--- Given request ---
Note each line that includes the word "xlabel". Copy those lines.

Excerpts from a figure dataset
====
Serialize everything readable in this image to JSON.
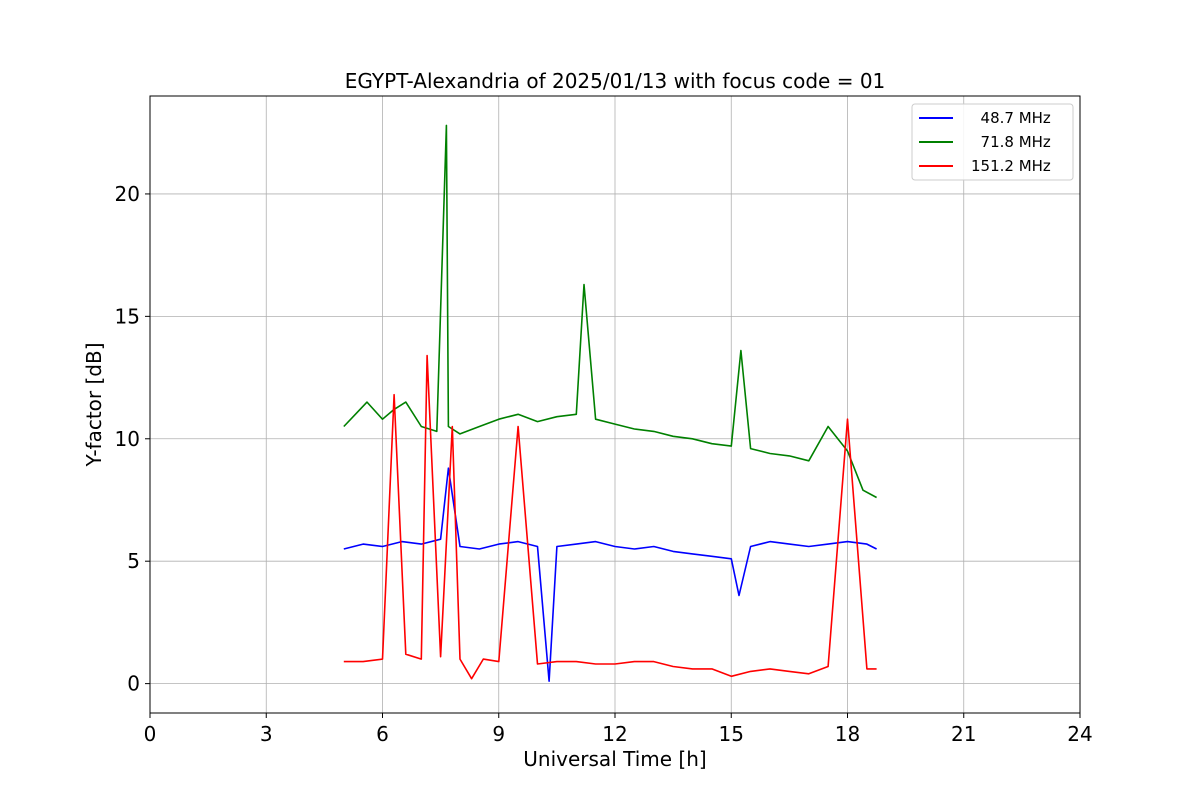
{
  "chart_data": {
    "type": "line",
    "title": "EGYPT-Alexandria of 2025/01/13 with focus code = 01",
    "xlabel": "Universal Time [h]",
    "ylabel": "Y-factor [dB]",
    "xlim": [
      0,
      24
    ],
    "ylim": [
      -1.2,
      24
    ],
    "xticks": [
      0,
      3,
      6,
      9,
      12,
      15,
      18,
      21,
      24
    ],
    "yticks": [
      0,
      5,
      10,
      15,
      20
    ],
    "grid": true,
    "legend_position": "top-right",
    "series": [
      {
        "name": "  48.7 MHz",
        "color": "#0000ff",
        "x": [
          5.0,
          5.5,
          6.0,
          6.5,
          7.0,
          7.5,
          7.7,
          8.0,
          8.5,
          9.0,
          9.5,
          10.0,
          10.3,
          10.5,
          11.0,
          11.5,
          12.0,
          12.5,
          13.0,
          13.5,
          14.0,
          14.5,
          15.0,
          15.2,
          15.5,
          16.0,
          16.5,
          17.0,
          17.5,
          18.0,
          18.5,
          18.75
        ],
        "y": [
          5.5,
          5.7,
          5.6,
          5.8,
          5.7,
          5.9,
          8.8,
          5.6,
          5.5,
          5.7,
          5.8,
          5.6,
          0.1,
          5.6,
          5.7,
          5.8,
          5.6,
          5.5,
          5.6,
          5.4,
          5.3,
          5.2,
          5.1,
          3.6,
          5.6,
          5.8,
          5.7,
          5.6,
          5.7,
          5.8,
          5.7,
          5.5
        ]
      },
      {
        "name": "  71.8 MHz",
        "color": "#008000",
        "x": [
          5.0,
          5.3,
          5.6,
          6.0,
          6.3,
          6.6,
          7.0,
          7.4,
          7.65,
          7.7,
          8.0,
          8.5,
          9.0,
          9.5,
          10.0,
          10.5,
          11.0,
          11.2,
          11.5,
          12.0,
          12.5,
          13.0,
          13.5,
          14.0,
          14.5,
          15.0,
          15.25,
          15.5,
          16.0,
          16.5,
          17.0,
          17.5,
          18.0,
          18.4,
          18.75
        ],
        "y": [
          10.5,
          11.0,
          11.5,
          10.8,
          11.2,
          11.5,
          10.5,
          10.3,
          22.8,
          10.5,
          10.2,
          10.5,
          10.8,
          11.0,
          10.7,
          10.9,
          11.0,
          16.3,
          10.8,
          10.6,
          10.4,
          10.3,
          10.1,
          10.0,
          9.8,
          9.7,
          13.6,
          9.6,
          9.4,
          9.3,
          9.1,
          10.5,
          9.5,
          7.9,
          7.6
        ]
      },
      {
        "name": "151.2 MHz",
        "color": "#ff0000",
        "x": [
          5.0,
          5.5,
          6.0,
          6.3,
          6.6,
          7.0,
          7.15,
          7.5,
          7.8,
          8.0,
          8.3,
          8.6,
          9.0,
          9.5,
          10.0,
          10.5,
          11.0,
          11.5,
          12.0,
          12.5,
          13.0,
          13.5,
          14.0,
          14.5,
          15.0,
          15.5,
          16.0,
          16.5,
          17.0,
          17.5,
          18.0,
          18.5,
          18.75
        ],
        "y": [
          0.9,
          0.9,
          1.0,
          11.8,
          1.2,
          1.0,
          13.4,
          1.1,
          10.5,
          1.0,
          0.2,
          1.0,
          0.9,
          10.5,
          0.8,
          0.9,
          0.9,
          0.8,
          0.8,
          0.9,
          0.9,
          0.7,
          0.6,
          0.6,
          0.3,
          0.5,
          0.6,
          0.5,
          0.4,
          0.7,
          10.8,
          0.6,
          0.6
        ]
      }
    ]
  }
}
====
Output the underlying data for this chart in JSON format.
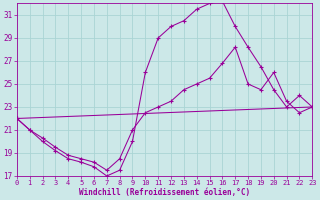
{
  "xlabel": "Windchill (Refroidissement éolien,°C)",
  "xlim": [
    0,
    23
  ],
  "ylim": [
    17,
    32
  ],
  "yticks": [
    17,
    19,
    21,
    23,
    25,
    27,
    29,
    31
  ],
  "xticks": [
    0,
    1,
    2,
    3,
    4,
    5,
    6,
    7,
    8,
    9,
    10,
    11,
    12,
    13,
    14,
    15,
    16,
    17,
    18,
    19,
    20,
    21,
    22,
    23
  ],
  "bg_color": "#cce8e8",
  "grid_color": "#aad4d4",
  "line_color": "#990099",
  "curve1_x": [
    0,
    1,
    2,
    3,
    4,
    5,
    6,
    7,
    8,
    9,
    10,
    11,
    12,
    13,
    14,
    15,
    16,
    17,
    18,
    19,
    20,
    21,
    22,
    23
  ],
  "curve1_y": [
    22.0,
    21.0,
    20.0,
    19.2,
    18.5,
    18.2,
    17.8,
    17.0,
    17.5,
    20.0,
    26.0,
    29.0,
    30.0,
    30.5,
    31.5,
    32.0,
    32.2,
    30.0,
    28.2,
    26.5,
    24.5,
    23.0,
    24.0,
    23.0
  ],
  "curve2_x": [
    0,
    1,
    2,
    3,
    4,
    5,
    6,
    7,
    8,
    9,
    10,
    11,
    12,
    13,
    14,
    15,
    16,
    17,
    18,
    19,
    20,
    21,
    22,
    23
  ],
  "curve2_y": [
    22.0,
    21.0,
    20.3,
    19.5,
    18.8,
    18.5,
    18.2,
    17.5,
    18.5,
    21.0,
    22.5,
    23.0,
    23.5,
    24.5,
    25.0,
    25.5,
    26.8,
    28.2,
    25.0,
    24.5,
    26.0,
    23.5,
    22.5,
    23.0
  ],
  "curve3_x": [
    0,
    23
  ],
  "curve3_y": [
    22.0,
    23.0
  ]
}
====
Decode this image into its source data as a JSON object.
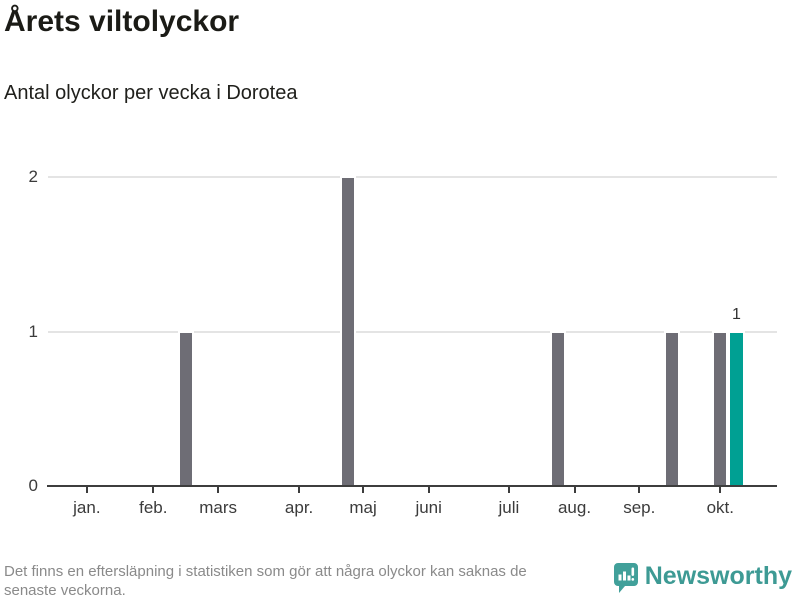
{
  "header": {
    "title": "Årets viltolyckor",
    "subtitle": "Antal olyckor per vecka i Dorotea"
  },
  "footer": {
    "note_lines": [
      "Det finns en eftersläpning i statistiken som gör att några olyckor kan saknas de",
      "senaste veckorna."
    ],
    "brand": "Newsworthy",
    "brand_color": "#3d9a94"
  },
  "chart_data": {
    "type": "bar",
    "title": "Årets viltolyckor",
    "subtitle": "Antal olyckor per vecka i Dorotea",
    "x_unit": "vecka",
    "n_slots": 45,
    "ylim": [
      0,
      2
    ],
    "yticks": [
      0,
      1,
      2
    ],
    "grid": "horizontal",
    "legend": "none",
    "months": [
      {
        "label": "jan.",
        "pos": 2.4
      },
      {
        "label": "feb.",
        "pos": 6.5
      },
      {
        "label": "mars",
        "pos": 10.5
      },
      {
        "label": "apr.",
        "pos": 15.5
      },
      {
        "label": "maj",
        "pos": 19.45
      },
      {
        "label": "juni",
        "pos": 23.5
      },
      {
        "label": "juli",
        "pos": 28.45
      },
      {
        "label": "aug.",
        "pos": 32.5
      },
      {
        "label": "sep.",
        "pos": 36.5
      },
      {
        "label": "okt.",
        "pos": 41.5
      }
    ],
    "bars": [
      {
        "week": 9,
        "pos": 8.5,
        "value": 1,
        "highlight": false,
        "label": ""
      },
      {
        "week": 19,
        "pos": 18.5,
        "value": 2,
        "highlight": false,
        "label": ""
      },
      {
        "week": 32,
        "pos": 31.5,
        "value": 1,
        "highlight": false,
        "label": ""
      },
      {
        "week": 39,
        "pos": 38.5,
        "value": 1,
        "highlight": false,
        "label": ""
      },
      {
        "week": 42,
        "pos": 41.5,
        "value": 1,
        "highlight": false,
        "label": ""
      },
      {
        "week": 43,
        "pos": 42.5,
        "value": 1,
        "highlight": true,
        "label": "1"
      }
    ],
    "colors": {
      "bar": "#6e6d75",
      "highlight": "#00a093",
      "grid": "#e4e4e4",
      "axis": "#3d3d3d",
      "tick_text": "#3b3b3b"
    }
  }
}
====
--- Answer to this problem ---
    "xlabel": "Universal Time [h]",
  "xlabel": "Windchill (Refroidissement éolien,°C)",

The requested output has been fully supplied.